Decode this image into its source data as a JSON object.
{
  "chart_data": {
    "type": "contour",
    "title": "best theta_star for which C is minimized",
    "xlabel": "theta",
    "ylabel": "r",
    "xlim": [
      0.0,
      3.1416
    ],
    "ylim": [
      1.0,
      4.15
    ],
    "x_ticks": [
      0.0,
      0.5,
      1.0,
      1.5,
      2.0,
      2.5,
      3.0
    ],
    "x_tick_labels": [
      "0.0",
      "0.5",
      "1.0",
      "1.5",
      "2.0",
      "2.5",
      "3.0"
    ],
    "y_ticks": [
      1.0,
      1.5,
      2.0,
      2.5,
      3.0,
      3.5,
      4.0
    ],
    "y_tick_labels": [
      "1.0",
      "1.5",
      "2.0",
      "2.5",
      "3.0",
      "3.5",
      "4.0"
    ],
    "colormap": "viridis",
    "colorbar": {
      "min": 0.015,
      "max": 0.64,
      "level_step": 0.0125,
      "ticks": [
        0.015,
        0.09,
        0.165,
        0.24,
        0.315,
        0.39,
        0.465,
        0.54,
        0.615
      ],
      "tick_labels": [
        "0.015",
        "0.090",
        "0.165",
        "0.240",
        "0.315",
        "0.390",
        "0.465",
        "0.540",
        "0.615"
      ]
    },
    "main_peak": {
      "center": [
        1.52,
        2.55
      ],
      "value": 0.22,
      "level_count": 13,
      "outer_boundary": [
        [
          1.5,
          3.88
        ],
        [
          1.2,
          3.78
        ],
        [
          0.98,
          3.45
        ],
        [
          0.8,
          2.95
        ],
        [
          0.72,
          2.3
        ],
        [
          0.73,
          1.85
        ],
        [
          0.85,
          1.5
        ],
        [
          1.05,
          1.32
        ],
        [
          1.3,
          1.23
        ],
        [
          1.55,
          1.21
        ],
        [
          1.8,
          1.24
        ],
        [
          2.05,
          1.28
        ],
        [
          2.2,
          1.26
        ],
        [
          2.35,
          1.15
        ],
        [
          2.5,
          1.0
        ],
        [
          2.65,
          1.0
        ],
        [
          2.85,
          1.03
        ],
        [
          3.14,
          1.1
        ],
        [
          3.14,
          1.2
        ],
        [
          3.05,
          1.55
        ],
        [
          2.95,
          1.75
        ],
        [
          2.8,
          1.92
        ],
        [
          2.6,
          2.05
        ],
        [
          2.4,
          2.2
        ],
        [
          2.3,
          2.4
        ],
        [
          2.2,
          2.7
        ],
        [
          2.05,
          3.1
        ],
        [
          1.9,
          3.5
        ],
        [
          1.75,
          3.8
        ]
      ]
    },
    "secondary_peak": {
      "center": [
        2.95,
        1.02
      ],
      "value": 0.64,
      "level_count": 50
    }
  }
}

== == ==

• EXERCISE DIRECTIONS:
Print the complete listing again, exactly as it stands.

• THE ANSWER:
Decode this image into its source data as a JSON object.
{
  "chart_data": {
    "type": "contour",
    "title": "best theta_star for which C is minimized",
    "xlabel": "theta",
    "ylabel": "r",
    "xlim": [
      0.0,
      3.1416
    ],
    "ylim": [
      1.0,
      4.15
    ],
    "x_ticks": [
      0.0,
      0.5,
      1.0,
      1.5,
      2.0,
      2.5,
      3.0
    ],
    "x_tick_labels": [
      "0.0",
      "0.5",
      "1.0",
      "1.5",
      "2.0",
      "2.5",
      "3.0"
    ],
    "y_ticks": [
      1.0,
      1.5,
      2.0,
      2.5,
      3.0,
      3.5,
      4.0
    ],
    "y_tick_labels": [
      "1.0",
      "1.5",
      "2.0",
      "2.5",
      "3.0",
      "3.5",
      "4.0"
    ],
    "colormap": "viridis",
    "colorbar": {
      "min": 0.015,
      "max": 0.64,
      "level_step": 0.0125,
      "ticks": [
        0.015,
        0.09,
        0.165,
        0.24,
        0.315,
        0.39,
        0.465,
        0.54,
        0.615
      ],
      "tick_labels": [
        "0.015",
        "0.090",
        "0.165",
        "0.240",
        "0.315",
        "0.390",
        "0.465",
        "0.540",
        "0.615"
      ]
    },
    "main_peak": {
      "center": [
        1.52,
        2.55
      ],
      "value": 0.22,
      "level_count": 13,
      "outer_boundary": [
        [
          1.5,
          3.88
        ],
        [
          1.2,
          3.78
        ],
        [
          0.98,
          3.45
        ],
        [
          0.8,
          2.95
        ],
        [
          0.72,
          2.3
        ],
        [
          0.73,
          1.85
        ],
        [
          0.85,
          1.5
        ],
        [
          1.05,
          1.32
        ],
        [
          1.3,
          1.23
        ],
        [
          1.55,
          1.21
        ],
        [
          1.8,
          1.24
        ],
        [
          2.05,
          1.28
        ],
        [
          2.2,
          1.26
        ],
        [
          2.35,
          1.15
        ],
        [
          2.5,
          1.0
        ],
        [
          2.65,
          1.0
        ],
        [
          2.85,
          1.03
        ],
        [
          3.14,
          1.1
        ],
        [
          3.14,
          1.2
        ],
        [
          3.05,
          1.55
        ],
        [
          2.95,
          1.75
        ],
        [
          2.8,
          1.92
        ],
        [
          2.6,
          2.05
        ],
        [
          2.4,
          2.2
        ],
        [
          2.3,
          2.4
        ],
        [
          2.2,
          2.7
        ],
        [
          2.05,
          3.1
        ],
        [
          1.9,
          3.5
        ],
        [
          1.75,
          3.8
        ]
      ]
    },
    "secondary_peak": {
      "center": [
        2.95,
        1.02
      ],
      "value": 0.64,
      "level_count": 50
    }
  }
}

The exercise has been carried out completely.